## Aim
Indicate only the number of lines in the listing below in which the word "JSON" appears.

## Data records
* * * * *
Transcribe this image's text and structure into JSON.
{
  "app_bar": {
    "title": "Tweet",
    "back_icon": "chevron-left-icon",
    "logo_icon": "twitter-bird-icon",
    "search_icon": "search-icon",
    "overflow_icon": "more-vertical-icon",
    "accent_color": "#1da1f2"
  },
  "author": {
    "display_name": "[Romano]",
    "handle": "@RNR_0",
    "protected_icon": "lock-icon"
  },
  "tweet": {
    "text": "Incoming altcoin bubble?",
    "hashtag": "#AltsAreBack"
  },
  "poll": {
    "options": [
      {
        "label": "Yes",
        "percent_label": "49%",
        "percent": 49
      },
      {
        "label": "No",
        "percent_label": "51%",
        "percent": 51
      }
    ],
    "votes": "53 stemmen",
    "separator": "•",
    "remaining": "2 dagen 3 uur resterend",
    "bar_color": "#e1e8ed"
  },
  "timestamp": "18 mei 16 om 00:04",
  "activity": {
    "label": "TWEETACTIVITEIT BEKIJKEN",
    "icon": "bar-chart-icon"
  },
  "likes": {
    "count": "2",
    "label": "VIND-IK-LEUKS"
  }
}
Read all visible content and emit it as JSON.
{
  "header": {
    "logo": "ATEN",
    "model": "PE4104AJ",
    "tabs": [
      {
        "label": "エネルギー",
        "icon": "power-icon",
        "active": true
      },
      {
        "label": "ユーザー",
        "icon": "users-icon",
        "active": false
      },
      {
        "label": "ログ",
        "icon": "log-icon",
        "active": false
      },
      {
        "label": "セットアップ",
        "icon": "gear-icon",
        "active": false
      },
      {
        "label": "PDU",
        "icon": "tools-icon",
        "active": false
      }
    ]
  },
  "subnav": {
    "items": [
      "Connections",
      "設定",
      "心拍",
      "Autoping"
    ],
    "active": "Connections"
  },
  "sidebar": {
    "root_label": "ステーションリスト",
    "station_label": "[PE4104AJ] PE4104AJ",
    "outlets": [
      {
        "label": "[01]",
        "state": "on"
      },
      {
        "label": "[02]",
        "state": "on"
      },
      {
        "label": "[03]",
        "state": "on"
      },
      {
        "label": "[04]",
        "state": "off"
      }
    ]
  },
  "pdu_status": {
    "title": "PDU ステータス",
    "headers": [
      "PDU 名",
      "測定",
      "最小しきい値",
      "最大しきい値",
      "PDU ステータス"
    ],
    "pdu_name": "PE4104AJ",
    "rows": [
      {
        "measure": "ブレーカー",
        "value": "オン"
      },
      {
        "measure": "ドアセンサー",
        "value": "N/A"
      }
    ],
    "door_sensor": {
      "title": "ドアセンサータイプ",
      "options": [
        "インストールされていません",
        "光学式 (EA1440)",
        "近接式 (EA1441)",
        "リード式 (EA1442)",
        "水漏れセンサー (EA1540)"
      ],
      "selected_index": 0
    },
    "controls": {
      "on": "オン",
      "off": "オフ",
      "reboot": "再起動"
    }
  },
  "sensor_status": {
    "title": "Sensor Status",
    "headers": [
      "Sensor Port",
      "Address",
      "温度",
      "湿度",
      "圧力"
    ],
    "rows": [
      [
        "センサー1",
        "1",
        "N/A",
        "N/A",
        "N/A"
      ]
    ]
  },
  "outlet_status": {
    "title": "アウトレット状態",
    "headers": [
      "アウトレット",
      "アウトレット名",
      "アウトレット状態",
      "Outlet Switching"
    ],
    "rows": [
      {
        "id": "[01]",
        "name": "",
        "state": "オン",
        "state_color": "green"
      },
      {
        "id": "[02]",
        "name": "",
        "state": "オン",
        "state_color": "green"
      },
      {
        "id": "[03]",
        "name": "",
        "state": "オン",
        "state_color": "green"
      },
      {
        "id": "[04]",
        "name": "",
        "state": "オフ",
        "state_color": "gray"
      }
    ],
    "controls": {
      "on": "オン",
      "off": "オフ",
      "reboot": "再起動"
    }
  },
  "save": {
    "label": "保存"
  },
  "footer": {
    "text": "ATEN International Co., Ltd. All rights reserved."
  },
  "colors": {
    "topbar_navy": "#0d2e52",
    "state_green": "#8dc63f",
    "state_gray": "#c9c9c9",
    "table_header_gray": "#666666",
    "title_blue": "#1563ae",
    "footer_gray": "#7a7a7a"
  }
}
* * * * *
## Task response
2